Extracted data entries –
***
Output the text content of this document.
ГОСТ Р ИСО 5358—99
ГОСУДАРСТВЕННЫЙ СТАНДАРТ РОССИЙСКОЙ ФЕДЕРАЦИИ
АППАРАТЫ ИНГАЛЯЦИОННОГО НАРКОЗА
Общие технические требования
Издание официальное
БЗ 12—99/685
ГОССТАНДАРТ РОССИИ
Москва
***
Extract the data in full. Keep it word for word.

Output the text content of this document.
ГОСТ Р ИСО 5358—99
ГОСУДАРСТВЕННЫЙ СТАНДАРТ РОССИЙСКОЙ ФЕДЕРАЦИИ
АППАРАТЫ ИНГАЛЯЦИОННОГО НАРКОЗА
Общие технические требования
Издание официальное
БЗ 12—99/685
ГОССТАНДАРТ РОССИИ
Москва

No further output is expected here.